## What needs to be done
Can you restate the records below word for word?

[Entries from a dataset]

** BEGIN **

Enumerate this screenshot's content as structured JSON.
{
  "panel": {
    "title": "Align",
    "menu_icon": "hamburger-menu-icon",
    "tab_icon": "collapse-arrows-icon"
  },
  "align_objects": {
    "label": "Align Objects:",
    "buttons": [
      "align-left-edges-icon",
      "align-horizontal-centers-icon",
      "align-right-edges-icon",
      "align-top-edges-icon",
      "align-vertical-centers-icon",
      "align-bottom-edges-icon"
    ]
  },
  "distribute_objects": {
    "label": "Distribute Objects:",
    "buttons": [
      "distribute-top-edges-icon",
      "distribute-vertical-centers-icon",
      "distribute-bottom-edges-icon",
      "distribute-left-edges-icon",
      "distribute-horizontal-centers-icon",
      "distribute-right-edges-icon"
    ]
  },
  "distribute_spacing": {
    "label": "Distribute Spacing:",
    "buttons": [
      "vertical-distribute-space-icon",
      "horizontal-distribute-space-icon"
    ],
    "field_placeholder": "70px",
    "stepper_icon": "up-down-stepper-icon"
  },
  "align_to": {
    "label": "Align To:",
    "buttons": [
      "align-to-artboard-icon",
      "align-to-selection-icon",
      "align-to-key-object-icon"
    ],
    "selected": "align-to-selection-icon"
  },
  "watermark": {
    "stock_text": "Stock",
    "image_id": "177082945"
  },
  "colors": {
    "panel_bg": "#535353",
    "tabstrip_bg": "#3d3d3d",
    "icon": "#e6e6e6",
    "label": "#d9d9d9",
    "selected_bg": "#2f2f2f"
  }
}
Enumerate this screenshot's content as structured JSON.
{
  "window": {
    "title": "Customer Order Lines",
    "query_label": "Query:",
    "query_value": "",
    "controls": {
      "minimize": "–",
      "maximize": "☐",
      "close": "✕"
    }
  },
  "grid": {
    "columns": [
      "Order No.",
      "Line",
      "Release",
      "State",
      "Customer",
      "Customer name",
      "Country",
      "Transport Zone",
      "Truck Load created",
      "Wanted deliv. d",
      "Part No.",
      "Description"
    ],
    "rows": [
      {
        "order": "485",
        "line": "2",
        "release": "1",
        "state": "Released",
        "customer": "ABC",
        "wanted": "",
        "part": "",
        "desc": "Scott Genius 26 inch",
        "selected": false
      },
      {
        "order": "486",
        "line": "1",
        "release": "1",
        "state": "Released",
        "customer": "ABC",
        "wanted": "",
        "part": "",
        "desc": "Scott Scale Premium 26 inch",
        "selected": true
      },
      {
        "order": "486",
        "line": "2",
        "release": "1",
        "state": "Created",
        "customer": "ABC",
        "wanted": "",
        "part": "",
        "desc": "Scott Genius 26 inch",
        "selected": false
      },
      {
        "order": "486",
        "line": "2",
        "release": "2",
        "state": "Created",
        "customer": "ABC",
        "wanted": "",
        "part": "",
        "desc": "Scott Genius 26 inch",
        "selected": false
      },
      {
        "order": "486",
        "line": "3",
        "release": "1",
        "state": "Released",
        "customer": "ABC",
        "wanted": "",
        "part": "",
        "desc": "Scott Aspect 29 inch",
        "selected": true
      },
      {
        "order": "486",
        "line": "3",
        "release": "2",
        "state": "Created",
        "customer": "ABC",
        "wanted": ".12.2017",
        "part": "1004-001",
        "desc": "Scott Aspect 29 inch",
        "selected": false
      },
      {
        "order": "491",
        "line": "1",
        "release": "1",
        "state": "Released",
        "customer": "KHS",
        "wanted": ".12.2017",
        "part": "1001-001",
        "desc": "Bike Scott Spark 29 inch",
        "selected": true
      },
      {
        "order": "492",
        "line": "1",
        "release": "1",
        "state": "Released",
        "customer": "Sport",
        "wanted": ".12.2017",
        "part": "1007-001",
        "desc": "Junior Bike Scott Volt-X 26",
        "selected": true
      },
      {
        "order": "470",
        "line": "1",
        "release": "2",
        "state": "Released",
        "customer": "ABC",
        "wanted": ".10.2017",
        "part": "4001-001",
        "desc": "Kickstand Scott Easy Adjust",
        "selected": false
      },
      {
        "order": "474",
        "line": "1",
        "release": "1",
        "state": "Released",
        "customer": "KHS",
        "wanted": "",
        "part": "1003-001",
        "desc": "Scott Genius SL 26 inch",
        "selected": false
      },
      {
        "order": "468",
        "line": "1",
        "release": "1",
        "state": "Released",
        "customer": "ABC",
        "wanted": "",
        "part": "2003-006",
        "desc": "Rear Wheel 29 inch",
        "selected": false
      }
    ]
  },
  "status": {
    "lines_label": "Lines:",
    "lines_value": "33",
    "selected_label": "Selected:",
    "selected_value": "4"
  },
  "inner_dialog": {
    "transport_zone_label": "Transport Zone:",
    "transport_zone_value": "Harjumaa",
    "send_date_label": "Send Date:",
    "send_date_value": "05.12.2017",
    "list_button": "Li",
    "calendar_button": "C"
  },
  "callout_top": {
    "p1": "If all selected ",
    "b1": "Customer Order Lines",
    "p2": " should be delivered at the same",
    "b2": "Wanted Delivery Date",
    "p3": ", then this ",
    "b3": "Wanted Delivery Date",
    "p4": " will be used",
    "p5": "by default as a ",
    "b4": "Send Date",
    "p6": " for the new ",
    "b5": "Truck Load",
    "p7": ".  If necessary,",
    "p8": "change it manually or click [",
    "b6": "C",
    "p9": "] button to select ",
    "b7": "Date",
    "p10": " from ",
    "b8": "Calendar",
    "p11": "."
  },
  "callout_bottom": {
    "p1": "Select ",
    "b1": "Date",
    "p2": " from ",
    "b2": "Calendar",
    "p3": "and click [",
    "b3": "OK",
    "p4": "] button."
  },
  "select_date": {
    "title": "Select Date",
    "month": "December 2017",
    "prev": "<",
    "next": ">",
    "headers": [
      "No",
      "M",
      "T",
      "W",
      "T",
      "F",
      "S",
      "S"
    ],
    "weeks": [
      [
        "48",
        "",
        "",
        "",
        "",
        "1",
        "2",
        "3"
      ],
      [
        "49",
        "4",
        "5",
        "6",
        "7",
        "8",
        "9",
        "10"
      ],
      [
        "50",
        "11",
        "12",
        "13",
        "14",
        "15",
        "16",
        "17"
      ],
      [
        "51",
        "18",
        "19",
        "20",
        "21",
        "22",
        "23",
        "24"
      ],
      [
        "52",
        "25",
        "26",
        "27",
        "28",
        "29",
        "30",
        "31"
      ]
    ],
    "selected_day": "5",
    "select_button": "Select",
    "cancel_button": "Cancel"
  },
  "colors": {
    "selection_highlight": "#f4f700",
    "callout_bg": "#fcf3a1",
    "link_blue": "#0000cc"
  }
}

** END **

## Complete output
Enumerate this screenshot's content as structured JSON.
{
  "panel": {
    "title": "Align",
    "menu_icon": "hamburger-menu-icon",
    "tab_icon": "collapse-arrows-icon"
  },
  "align_objects": {
    "label": "Align Objects:",
    "buttons": [
      "align-left-edges-icon",
      "align-horizontal-centers-icon",
      "align-right-edges-icon",
      "align-top-edges-icon",
      "align-vertical-centers-icon",
      "align-bottom-edges-icon"
    ]
  },
  "distribute_objects": {
    "label": "Distribute Objects:",
    "buttons": [
      "distribute-top-edges-icon",
      "distribute-vertical-centers-icon",
      "distribute-bottom-edges-icon",
      "distribute-left-edges-icon",
      "distribute-horizontal-centers-icon",
      "distribute-right-edges-icon"
    ]
  },
  "distribute_spacing": {
    "label": "Distribute Spacing:",
    "buttons": [
      "vertical-distribute-space-icon",
      "horizontal-distribute-space-icon"
    ],
    "field_placeholder": "70px",
    "stepper_icon": "up-down-stepper-icon"
  },
  "align_to": {
    "label": "Align To:",
    "buttons": [
      "align-to-artboard-icon",
      "align-to-selection-icon",
      "align-to-key-object-icon"
    ],
    "selected": "align-to-selection-icon"
  },
  "watermark": {
    "stock_text": "Stock",
    "image_id": "177082945"
  },
  "colors": {
    "panel_bg": "#535353",
    "tabstrip_bg": "#3d3d3d",
    "icon": "#e6e6e6",
    "label": "#d9d9d9",
    "selected_bg": "#2f2f2f"
  }
}
Enumerate this screenshot's content as structured JSON.
{
  "window": {
    "title": "Customer Order Lines",
    "query_label": "Query:",
    "query_value": "",
    "controls": {
      "minimize": "–",
      "maximize": "☐",
      "close": "✕"
    }
  },
  "grid": {
    "columns": [
      "Order No.",
      "Line",
      "Release",
      "State",
      "Customer",
      "Customer name",
      "Country",
      "Transport Zone",
      "Truck Load created",
      "Wanted deliv. d",
      "Part No.",
      "Description"
    ],
    "rows": [
      {
        "order": "485",
        "line": "2",
        "release": "1",
        "state": "Released",
        "customer": "ABC",
        "wanted": "",
        "part": "",
        "desc": "Scott Genius 26 inch",
        "selected": false
      },
      {
        "order": "486",
        "line": "1",
        "release": "1",
        "state": "Released",
        "customer": "ABC",
        "wanted": "",
        "part": "",
        "desc": "Scott Scale Premium 26 inch",
        "selected": true
      },
      {
        "order": "486",
        "line": "2",
        "release": "1",
        "state": "Created",
        "customer": "ABC",
        "wanted": "",
        "part": "",
        "desc": "Scott Genius 26 inch",
        "selected": false
      },
      {
        "order": "486",
        "line": "2",
        "release": "2",
        "state": "Created",
        "customer": "ABC",
        "wanted": "",
        "part": "",
        "desc": "Scott Genius 26 inch",
        "selected": false
      },
      {
        "order": "486",
        "line": "3",
        "release": "1",
        "state": "Released",
        "customer": "ABC",
        "wanted": "",
        "part": "",
        "desc": "Scott Aspect 29 inch",
        "selected": true
      },
      {
        "order": "486",
        "line": "3",
        "release": "2",
        "state": "Created",
        "customer": "ABC",
        "wanted": ".12.2017",
        "part": "1004-001",
        "desc": "Scott Aspect 29 inch",
        "selected": false
      },
      {
        "order": "491",
        "line": "1",
        "release": "1",
        "state": "Released",
        "customer": "KHS",
        "wanted": ".12.2017",
        "part": "1001-001",
        "desc": "Bike Scott Spark 29 inch",
        "selected": true
      },
      {
        "order": "492",
        "line": "1",
        "release": "1",
        "state": "Released",
        "customer": "Sport",
        "wanted": ".12.2017",
        "part": "1007-001",
        "desc": "Junior Bike Scott Volt-X 26",
        "selected": true
      },
      {
        "order": "470",
        "line": "1",
        "release": "2",
        "state": "Released",
        "customer": "ABC",
        "wanted": ".10.2017",
        "part": "4001-001",
        "desc": "Kickstand Scott Easy Adjust",
        "selected": false
      },
      {
        "order": "474",
        "line": "1",
        "release": "1",
        "state": "Released",
        "customer": "KHS",
        "wanted": "",
        "part": "1003-001",
        "desc": "Scott Genius SL 26 inch",
        "selected": false
      },
      {
        "order": "468",
        "line": "1",
        "release": "1",
        "state": "Released",
        "customer": "ABC",
        "wanted": "",
        "part": "2003-006",
        "desc": "Rear Wheel 29 inch",
        "selected": false
      }
    ]
  },
  "status": {
    "lines_label": "Lines:",
    "lines_value": "33",
    "selected_label": "Selected:",
    "selected_value": "4"
  },
  "inner_dialog": {
    "transport_zone_label": "Transport Zone:",
    "transport_zone_value": "Harjumaa",
    "send_date_label": "Send Date:",
    "send_date_value": "05.12.2017",
    "list_button": "Li",
    "calendar_button": "C"
  },
  "callout_top": {
    "p1": "If all selected ",
    "b1": "Customer Order Lines",
    "p2": " should be delivered at the same",
    "b2": "Wanted Delivery Date",
    "p3": ", then this ",
    "b3": "Wanted Delivery Date",
    "p4": " will be used",
    "p5": "by default as a ",
    "b4": "Send Date",
    "p6": " for the new ",
    "b5": "Truck Load",
    "p7": ".  If necessary,",
    "p8": "change it manually or click [",
    "b6": "C",
    "p9": "] button to select ",
    "b7": "Date",
    "p10": " from ",
    "b8": "Calendar",
    "p11": "."
  },
  "callout_bottom": {
    "p1": "Select ",
    "b1": "Date",
    "p2": " from ",
    "b2": "Calendar",
    "p3": "and click [",
    "b3": "OK",
    "p4": "] button."
  },
  "select_date": {
    "title": "Select Date",
    "month": "December 2017",
    "prev": "<",
    "next": ">",
    "headers": [
      "No",
      "M",
      "T",
      "W",
      "T",
      "F",
      "S",
      "S"
    ],
    "weeks": [
      [
        "48",
        "",
        "",
        "",
        "",
        "1",
        "2",
        "3"
      ],
      [
        "49",
        "4",
        "5",
        "6",
        "7",
        "8",
        "9",
        "10"
      ],
      [
        "50",
        "11",
        "12",
        "13",
        "14",
        "15",
        "16",
        "17"
      ],
      [
        "51",
        "18",
        "19",
        "20",
        "21",
        "22",
        "23",
        "24"
      ],
      [
        "52",
        "25",
        "26",
        "27",
        "28",
        "29",
        "30",
        "31"
      ]
    ],
    "selected_day": "5",
    "select_button": "Select",
    "cancel_button": "Cancel"
  },
  "colors": {
    "selection_highlight": "#f4f700",
    "callout_bg": "#fcf3a1",
    "link_blue": "#0000cc"
  }
}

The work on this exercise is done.